Entries from a dataset
- - -

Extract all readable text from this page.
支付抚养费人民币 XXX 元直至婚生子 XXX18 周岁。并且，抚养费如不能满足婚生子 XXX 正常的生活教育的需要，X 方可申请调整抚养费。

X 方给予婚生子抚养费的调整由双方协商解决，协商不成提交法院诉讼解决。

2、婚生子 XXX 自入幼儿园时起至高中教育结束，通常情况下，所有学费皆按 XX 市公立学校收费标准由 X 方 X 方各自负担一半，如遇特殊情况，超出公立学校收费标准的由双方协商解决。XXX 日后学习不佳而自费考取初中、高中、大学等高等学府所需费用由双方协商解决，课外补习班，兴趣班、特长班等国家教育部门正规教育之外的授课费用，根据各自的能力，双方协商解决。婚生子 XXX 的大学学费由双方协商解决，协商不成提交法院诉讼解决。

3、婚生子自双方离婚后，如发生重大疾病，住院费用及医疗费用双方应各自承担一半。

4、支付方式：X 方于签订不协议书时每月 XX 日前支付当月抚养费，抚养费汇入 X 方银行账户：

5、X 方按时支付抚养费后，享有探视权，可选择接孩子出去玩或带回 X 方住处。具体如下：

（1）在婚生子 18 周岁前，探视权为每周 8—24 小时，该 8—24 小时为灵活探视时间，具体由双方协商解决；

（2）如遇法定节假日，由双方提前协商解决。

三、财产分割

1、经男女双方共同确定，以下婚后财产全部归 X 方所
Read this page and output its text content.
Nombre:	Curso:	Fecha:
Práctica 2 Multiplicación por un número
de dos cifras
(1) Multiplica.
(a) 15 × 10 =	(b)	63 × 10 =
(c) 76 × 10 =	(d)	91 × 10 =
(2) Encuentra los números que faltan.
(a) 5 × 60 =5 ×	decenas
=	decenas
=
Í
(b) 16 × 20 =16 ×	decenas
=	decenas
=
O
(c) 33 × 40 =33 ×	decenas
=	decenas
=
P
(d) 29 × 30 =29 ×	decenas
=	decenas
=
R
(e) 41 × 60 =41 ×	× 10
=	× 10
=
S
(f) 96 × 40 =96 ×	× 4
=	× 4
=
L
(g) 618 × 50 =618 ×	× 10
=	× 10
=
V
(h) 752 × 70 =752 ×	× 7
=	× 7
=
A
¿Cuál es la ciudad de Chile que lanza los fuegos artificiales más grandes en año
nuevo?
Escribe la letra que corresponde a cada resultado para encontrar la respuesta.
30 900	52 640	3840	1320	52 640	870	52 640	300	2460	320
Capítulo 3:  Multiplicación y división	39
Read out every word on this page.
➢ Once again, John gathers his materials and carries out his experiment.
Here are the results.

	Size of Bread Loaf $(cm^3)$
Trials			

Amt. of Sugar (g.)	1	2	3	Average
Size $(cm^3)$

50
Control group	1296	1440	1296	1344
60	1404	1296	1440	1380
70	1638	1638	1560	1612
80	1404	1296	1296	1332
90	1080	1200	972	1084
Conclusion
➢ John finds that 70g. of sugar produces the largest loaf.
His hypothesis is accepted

- - -

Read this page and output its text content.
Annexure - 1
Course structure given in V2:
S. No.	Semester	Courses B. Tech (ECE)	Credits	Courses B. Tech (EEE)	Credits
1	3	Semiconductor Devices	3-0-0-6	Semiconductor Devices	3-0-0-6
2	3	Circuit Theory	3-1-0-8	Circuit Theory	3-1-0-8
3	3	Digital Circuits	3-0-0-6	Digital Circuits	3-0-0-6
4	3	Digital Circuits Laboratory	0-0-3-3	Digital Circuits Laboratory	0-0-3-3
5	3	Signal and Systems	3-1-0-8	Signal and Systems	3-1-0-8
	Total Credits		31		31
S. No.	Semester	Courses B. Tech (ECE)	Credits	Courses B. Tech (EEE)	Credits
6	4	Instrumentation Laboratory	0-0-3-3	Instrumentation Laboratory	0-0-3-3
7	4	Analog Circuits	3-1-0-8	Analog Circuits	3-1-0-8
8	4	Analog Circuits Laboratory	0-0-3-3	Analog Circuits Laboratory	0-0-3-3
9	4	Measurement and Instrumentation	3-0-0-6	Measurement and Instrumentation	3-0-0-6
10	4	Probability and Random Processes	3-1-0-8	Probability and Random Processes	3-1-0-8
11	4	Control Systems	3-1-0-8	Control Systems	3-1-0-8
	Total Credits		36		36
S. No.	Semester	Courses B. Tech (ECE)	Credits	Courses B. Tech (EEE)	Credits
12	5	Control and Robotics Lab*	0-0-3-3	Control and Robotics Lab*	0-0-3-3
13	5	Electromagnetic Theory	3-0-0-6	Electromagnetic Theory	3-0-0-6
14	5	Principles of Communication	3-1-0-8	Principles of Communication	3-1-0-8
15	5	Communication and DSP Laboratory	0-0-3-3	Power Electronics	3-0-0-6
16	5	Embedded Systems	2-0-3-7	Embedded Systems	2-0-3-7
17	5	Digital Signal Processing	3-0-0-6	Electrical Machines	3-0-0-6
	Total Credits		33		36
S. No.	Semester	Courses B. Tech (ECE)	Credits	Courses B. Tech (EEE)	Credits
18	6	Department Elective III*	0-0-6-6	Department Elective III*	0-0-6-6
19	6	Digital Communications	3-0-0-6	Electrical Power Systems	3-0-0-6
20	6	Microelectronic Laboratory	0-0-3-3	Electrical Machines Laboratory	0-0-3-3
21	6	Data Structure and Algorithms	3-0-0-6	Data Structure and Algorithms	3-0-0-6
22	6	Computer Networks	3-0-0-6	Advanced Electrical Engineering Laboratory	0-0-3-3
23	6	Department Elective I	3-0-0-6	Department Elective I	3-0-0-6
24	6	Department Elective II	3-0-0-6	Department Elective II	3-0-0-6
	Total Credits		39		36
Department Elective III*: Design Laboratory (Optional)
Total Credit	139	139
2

- - -

Copy all lines from the entries that contain the word "Control".

### Finished answer
Control group	1296	1440	1296	1344
11	4	Control Systems	3-1-0-8	Control Systems	3-1-0-8
12	5	Control and Robotics Lab*	0-0-3-3	Control and Robotics Lab*	0-0-3-3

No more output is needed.